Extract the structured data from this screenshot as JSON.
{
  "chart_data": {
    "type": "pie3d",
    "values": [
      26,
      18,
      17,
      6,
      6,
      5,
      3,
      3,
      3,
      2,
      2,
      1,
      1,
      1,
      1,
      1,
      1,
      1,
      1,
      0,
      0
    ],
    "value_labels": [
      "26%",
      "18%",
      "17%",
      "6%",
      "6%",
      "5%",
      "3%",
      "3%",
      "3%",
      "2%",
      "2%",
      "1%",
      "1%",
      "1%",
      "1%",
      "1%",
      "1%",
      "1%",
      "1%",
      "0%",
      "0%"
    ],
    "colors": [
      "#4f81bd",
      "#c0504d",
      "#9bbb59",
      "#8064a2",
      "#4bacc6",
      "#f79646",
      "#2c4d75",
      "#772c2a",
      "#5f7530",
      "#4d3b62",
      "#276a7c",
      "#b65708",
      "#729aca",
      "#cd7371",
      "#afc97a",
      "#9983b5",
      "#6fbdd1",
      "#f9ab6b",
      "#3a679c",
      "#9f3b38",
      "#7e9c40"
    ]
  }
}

* * * * *

> **Exercise description**
Retype the material in full, character for character.

> **Answer to this exercise**
Extract the structured data from this screenshot as JSON.
{
  "chart_data": {
    "type": "pie3d",
    "values": [
      26,
      18,
      17,
      6,
      6,
      5,
      3,
      3,
      3,
      2,
      2,
      1,
      1,
      1,
      1,
      1,
      1,
      1,
      1,
      0,
      0
    ],
    "value_labels": [
      "26%",
      "18%",
      "17%",
      "6%",
      "6%",
      "5%",
      "3%",
      "3%",
      "3%",
      "2%",
      "2%",
      "1%",
      "1%",
      "1%",
      "1%",
      "1%",
      "1%",
      "1%",
      "1%",
      "0%",
      "0%"
    ],
    "colors": [
      "#4f81bd",
      "#c0504d",
      "#9bbb59",
      "#8064a2",
      "#4bacc6",
      "#f79646",
      "#2c4d75",
      "#772c2a",
      "#5f7530",
      "#4d3b62",
      "#276a7c",
      "#b65708",
      "#729aca",
      "#cd7371",
      "#afc97a",
      "#9983b5",
      "#6fbdd1",
      "#f9ab6b",
      "#3a679c",
      "#9f3b38",
      "#7e9c40"
    ]
  }
}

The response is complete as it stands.